--- start of LISTED ENTRIES ---

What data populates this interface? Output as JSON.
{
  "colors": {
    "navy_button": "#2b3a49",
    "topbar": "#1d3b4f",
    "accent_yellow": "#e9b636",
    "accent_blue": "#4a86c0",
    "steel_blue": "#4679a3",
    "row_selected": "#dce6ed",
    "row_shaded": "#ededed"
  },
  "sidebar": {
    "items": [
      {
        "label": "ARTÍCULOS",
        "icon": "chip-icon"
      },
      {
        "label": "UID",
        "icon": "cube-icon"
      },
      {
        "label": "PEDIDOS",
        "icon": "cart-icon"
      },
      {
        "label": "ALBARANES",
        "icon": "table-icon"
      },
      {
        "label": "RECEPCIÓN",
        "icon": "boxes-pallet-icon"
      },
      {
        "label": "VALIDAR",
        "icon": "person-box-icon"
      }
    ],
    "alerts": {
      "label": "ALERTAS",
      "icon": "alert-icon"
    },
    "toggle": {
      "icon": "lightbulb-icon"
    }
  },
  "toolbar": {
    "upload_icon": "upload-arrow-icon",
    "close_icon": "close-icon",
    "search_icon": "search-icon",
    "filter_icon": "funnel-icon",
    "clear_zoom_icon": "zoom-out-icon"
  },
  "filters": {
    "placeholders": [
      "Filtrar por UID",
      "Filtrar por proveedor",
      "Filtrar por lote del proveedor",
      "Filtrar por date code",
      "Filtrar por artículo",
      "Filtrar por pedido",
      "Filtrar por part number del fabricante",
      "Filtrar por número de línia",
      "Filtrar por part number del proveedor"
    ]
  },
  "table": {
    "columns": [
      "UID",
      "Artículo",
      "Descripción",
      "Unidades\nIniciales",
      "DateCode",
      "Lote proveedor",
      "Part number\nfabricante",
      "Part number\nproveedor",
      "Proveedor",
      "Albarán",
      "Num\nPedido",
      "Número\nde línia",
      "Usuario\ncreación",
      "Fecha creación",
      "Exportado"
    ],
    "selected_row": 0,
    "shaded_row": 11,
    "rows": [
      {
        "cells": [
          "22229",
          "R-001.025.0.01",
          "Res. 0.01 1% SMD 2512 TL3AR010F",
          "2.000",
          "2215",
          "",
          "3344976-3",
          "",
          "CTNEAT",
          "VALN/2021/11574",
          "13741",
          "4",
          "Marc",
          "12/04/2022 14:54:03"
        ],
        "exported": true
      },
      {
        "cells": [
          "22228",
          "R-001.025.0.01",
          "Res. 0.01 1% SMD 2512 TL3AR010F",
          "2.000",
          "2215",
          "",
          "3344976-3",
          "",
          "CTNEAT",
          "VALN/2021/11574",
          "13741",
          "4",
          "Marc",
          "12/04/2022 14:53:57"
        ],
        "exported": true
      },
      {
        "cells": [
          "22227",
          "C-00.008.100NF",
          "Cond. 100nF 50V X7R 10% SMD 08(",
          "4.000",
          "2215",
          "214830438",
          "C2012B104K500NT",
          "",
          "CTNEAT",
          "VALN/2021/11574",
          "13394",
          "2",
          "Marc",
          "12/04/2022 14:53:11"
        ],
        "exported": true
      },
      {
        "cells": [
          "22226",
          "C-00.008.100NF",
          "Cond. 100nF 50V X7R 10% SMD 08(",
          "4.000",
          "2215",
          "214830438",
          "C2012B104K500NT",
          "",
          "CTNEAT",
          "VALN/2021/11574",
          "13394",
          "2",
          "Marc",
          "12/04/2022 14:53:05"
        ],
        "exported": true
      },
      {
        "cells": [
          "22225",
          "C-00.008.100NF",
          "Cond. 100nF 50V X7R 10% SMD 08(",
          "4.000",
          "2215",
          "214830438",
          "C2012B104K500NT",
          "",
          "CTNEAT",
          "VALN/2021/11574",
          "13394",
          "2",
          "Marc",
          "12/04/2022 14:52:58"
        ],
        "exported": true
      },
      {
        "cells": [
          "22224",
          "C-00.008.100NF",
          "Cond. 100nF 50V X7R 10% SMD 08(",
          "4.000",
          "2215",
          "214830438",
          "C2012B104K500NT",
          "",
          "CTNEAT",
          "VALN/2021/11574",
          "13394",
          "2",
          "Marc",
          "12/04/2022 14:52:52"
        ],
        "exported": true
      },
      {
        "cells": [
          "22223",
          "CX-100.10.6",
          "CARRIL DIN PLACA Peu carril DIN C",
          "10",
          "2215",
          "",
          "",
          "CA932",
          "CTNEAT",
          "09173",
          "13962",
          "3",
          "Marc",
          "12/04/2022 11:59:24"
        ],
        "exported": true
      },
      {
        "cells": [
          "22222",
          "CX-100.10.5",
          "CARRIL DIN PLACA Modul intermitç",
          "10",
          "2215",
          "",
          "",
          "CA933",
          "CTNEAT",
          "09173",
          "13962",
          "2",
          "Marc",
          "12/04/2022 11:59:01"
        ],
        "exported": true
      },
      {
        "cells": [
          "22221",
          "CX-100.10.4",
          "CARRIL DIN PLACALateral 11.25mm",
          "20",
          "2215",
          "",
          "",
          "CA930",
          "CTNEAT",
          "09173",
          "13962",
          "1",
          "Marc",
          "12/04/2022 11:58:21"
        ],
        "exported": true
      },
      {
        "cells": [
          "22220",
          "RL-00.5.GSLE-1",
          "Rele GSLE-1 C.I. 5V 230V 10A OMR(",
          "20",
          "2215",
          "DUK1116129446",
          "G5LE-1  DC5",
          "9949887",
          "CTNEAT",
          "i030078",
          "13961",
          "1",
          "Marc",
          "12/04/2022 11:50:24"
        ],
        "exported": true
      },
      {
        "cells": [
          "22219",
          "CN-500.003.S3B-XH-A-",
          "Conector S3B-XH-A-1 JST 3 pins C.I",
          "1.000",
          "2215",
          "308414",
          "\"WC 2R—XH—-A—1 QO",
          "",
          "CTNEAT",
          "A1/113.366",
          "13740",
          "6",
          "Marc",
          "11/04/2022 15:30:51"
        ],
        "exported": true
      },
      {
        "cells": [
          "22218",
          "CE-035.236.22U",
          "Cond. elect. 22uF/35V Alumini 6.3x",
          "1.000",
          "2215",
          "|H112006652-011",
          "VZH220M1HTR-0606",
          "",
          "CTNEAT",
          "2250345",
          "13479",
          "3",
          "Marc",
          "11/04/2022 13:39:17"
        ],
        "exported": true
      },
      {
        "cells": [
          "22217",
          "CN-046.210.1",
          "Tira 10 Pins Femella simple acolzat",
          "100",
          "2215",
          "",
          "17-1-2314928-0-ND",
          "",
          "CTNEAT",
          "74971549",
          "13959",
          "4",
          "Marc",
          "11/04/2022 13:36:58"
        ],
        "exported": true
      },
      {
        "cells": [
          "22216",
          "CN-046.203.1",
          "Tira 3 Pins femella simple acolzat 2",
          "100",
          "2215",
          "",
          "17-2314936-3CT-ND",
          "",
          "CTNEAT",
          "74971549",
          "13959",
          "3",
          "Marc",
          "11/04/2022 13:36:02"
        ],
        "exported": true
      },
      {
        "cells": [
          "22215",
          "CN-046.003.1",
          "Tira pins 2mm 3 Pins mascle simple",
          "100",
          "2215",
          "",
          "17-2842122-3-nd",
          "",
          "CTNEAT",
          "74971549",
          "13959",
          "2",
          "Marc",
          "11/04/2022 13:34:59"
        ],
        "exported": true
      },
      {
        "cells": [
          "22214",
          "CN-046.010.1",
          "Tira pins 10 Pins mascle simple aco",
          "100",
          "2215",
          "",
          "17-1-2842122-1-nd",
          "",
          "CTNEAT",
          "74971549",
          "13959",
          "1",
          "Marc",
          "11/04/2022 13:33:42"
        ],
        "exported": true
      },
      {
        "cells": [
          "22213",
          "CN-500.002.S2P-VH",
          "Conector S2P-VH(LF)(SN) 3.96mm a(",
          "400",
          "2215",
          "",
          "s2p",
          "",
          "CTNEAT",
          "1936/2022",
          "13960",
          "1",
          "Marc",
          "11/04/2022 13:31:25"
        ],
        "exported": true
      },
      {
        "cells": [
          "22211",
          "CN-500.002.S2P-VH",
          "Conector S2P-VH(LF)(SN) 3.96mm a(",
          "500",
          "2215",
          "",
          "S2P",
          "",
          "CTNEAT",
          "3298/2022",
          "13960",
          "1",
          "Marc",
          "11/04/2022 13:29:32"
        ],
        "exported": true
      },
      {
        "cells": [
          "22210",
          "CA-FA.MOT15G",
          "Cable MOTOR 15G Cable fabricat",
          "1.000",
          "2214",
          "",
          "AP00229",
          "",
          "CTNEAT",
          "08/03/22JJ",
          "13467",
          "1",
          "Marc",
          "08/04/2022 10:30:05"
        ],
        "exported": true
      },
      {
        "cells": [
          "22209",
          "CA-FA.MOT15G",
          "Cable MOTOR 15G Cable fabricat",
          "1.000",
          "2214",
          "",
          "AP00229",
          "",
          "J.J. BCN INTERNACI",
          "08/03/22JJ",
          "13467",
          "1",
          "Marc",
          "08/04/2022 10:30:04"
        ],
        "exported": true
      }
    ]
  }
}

--- end of LISTED ENTRIES ---

EXERCISE BRIEF
List every line above containing the word "Tira".

REPLY
          "Tira 10 Pins Femella simple acolzat",
          "Tira 3 Pins femella simple acolzat 2",
          "Tira pins 2mm 3 Pins mascle simple",
          "Tira pins 10 Pins mascle simple aco",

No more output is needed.